__SHORT EXERCISE__. Return the complete listing that follows, with each line reproduced exactly.

── PROVIDED DATA ──

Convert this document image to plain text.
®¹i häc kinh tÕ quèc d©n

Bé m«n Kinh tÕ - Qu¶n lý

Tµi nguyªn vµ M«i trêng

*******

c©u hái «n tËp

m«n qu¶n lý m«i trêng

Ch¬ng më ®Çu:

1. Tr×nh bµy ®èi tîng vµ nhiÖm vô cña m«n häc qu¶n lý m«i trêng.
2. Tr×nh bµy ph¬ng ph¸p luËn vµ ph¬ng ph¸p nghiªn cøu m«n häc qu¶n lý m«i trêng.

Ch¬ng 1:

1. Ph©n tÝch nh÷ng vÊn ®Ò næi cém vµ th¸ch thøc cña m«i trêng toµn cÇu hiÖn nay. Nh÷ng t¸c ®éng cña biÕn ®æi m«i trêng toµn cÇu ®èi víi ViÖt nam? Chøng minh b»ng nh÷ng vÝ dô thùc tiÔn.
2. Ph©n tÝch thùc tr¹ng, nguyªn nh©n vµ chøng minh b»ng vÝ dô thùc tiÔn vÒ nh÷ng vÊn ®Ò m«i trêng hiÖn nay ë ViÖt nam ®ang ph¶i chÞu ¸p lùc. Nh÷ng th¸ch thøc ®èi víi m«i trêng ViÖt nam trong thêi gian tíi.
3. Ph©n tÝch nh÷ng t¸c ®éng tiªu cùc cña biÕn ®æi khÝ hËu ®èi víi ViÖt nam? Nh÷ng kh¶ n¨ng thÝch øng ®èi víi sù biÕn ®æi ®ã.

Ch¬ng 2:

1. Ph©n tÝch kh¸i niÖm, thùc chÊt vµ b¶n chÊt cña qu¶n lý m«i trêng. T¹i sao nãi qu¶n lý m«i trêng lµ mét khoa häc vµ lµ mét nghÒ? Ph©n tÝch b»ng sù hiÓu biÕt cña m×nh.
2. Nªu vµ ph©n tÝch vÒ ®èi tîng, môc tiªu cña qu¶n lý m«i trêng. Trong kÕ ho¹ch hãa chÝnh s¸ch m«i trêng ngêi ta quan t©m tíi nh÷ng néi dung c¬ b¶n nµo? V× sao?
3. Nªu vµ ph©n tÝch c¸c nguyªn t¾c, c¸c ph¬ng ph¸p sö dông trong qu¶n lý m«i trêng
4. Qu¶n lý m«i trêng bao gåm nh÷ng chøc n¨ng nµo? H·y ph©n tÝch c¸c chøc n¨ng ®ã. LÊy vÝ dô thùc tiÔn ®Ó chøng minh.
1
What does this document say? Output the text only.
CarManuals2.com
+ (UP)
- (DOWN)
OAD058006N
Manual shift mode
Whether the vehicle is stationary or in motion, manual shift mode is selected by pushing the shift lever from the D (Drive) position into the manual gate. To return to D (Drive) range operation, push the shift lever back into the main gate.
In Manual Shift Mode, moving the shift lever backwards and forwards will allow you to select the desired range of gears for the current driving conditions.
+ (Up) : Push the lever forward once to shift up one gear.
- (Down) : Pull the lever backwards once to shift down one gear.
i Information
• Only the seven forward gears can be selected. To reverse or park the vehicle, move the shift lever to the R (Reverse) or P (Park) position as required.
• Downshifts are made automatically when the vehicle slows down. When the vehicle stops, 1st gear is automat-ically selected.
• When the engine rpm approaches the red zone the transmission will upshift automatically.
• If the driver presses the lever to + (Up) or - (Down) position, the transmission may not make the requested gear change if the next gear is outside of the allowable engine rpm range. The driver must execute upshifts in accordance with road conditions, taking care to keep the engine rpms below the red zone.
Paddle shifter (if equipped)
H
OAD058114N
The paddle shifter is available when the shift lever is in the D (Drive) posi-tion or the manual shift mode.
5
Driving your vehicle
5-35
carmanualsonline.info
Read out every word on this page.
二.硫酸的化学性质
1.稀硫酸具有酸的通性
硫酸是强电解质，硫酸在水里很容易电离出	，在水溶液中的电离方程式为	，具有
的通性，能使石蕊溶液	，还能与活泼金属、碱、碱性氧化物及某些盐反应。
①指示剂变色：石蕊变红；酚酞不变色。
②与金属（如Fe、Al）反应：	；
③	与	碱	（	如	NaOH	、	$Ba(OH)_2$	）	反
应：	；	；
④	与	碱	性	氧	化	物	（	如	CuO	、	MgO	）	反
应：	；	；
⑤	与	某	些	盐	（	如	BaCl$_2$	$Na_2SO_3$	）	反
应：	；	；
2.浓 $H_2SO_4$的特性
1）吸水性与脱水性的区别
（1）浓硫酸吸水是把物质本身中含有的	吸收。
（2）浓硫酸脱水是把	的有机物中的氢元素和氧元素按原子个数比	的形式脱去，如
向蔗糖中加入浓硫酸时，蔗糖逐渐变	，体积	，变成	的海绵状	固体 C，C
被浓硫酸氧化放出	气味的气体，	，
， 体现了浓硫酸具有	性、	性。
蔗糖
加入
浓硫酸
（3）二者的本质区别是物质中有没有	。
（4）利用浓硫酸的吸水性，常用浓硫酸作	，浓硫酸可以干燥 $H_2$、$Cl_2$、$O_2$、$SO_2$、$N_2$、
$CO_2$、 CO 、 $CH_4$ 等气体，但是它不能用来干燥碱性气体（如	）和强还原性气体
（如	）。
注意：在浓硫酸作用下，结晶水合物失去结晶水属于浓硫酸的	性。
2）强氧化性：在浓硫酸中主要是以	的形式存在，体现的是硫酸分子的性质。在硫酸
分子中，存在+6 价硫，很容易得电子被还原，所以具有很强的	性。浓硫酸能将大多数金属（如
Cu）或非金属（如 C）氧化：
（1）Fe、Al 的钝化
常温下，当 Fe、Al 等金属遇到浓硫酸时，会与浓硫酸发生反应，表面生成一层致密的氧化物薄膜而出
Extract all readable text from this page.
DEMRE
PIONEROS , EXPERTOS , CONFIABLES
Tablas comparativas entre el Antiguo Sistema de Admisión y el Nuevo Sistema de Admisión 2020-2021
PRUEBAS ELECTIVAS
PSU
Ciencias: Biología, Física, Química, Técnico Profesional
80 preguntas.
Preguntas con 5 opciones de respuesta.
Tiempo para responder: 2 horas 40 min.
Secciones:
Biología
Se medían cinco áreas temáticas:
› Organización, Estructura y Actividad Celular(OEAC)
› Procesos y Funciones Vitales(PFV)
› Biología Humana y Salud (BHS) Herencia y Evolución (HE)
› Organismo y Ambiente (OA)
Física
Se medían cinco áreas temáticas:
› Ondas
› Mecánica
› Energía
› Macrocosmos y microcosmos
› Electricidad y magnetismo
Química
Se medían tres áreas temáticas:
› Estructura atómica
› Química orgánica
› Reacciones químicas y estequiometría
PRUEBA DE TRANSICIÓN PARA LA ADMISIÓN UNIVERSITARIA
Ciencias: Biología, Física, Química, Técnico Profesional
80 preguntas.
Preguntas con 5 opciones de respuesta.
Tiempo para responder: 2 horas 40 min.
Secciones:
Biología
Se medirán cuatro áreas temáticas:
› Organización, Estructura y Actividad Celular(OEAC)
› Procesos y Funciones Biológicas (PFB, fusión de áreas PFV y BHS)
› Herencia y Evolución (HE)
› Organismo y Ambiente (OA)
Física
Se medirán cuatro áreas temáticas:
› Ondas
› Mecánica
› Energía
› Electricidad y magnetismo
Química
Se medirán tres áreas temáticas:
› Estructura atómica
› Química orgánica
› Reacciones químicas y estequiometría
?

───

__RESULT__.
Convert this document image to plain text.
®¹i häc kinh tÕ quèc d©n

Bé m«n Kinh tÕ - Qu¶n lý

Tµi nguyªn vµ M«i trêng

*******

c©u hái «n tËp

m«n qu¶n lý m«i trêng

Ch¬ng më ®Çu:

1. Tr×nh bµy ®èi tîng vµ nhiÖm vô cña m«n häc qu¶n lý m«i trêng.
2. Tr×nh bµy ph¬ng ph¸p luËn vµ ph¬ng ph¸p nghiªn cøu m«n häc qu¶n lý m«i trêng.

Ch¬ng 1:

1. Ph©n tÝch nh÷ng vÊn ®Ò næi cém vµ th¸ch thøc cña m«i trêng toµn cÇu hiÖn nay. Nh÷ng t¸c ®éng cña biÕn ®æi m«i trêng toµn cÇu ®èi víi ViÖt nam? Chøng minh b»ng nh÷ng vÝ dô thùc tiÔn.
2. Ph©n tÝch thùc tr¹ng, nguyªn nh©n vµ chøng minh b»ng vÝ dô thùc tiÔn vÒ nh÷ng vÊn ®Ò m«i trêng hiÖn nay ë ViÖt nam ®ang ph¶i chÞu ¸p lùc. Nh÷ng th¸ch thøc ®èi víi m«i trêng ViÖt nam trong thêi gian tíi.
3. Ph©n tÝch nh÷ng t¸c ®éng tiªu cùc cña biÕn ®æi khÝ hËu ®èi víi ViÖt nam? Nh÷ng kh¶ n¨ng thÝch øng ®èi víi sù biÕn ®æi ®ã.

Ch¬ng 2:

1. Ph©n tÝch kh¸i niÖm, thùc chÊt vµ b¶n chÊt cña qu¶n lý m«i trêng. T¹i sao nãi qu¶n lý m«i trêng lµ mét khoa häc vµ lµ mét nghÒ? Ph©n tÝch b»ng sù hiÓu biÕt cña m×nh.
2. Nªu vµ ph©n tÝch vÒ ®èi tîng, môc tiªu cña qu¶n lý m«i trêng. Trong kÕ ho¹ch hãa chÝnh s¸ch m«i trêng ngêi ta quan t©m tíi nh÷ng néi dung c¬ b¶n nµo? V× sao?
3. Nªu vµ ph©n tÝch c¸c nguyªn t¾c, c¸c ph¬ng ph¸p sö dông trong qu¶n lý m«i trêng
4. Qu¶n lý m«i trêng bao gåm nh÷ng chøc n¨ng nµo? H·y ph©n tÝch c¸c chøc n¨ng ®ã. LÊy vÝ dô thùc tiÔn ®Ó chøng minh.
1
What does this document say? Output the text only.
CarManuals2.com
+ (UP)
- (DOWN)
OAD058006N
Manual shift mode
Whether the vehicle is stationary or in motion, manual shift mode is selected by pushing the shift lever from the D (Drive) position into the manual gate. To return to D (Drive) range operation, push the shift lever back into the main gate.
In Manual Shift Mode, moving the shift lever backwards and forwards will allow you to select the desired range of gears for the current driving conditions.
+ (Up) : Push the lever forward once to shift up one gear.
- (Down) : Pull the lever backwards once to shift down one gear.
i Information
• Only the seven forward gears can be selected. To reverse or park the vehicle, move the shift lever to the R (Reverse) or P (Park) position as required.
• Downshifts are made automatically when the vehicle slows down. When the vehicle stops, 1st gear is automat-ically selected.
• When the engine rpm approaches the red zone the transmission will upshift automatically.
• If the driver presses the lever to + (Up) or - (Down) position, the transmission may not make the requested gear change if the next gear is outside of the allowable engine rpm range. The driver must execute upshifts in accordance with road conditions, taking care to keep the engine rpms below the red zone.
Paddle shifter (if equipped)
H
OAD058114N
The paddle shifter is available when the shift lever is in the D (Drive) posi-tion or the manual shift mode.
5
Driving your vehicle
5-35
carmanualsonline.info
Read out every word on this page.
二.硫酸的化学性质
1.稀硫酸具有酸的通性
硫酸是强电解质，硫酸在水里很容易电离出	，在水溶液中的电离方程式为	，具有
的通性，能使石蕊溶液	，还能与活泼金属、碱、碱性氧化物及某些盐反应。
①指示剂变色：石蕊变红；酚酞不变色。
②与金属（如Fe、Al）反应：	；
③	与	碱	（	如	NaOH	、	$Ba(OH)_2$	）	反
应：	；	；
④	与	碱	性	氧	化	物	（	如	CuO	、	MgO	）	反
应：	；	；
⑤	与	某	些	盐	（	如	BaCl$_2$	$Na_2SO_3$	）	反
应：	；	；
2.浓 $H_2SO_4$的特性
1）吸水性与脱水性的区别
（1）浓硫酸吸水是把物质本身中含有的	吸收。
（2）浓硫酸脱水是把	的有机物中的氢元素和氧元素按原子个数比	的形式脱去，如
向蔗糖中加入浓硫酸时，蔗糖逐渐变	，体积	，变成	的海绵状	固体 C，C
被浓硫酸氧化放出	气味的气体，	，
， 体现了浓硫酸具有	性、	性。
蔗糖
加入
浓硫酸
（3）二者的本质区别是物质中有没有	。
（4）利用浓硫酸的吸水性，常用浓硫酸作	，浓硫酸可以干燥 $H_2$、$Cl_2$、$O_2$、$SO_2$、$N_2$、
$CO_2$、 CO 、 $CH_4$ 等气体，但是它不能用来干燥碱性气体（如	）和强还原性气体
（如	）。
注意：在浓硫酸作用下，结晶水合物失去结晶水属于浓硫酸的	性。
2）强氧化性：在浓硫酸中主要是以	的形式存在，体现的是硫酸分子的性质。在硫酸
分子中，存在+6 价硫，很容易得电子被还原，所以具有很强的	性。浓硫酸能将大多数金属（如
Cu）或非金属（如 C）氧化：
（1）Fe、Al 的钝化
常温下，当 Fe、Al 等金属遇到浓硫酸时，会与浓硫酸发生反应，表面生成一层致密的氧化物薄膜而出
Extract all readable text from this page.
DEMRE
PIONEROS , EXPERTOS , CONFIABLES
Tablas comparativas entre el Antiguo Sistema de Admisión y el Nuevo Sistema de Admisión 2020-2021
PRUEBAS ELECTIVAS
PSU
Ciencias: Biología, Física, Química, Técnico Profesional
80 preguntas.
Preguntas con 5 opciones de respuesta.
Tiempo para responder: 2 horas 40 min.
Secciones:
Biología
Se medían cinco áreas temáticas:
› Organización, Estructura y Actividad Celular(OEAC)
› Procesos y Funciones Vitales(PFV)
› Biología Humana y Salud (BHS) Herencia y Evolución (HE)
› Organismo y Ambiente (OA)
Física
Se medían cinco áreas temáticas:
› Ondas
› Mecánica
› Energía
› Macrocosmos y microcosmos
› Electricidad y magnetismo
Química
Se medían tres áreas temáticas:
› Estructura atómica
› Química orgánica
› Reacciones químicas y estequiometría
PRUEBA DE TRANSICIÓN PARA LA ADMISIÓN UNIVERSITARIA
Ciencias: Biología, Física, Química, Técnico Profesional
80 preguntas.
Preguntas con 5 opciones de respuesta.
Tiempo para responder: 2 horas 40 min.
Secciones:
Biología
Se medirán cuatro áreas temáticas:
› Organización, Estructura y Actividad Celular(OEAC)
› Procesos y Funciones Biológicas (PFB, fusión de áreas PFV y BHS)
› Herencia y Evolución (HE)
› Organismo y Ambiente (OA)
Física
Se medirán cuatro áreas temáticas:
› Ondas
› Mecánica
› Energía
› Electricidad y magnetismo
Química
Se medirán tres áreas temáticas:
› Estructura atómica
› Química orgánica
› Reacciones químicas y estequiometría
?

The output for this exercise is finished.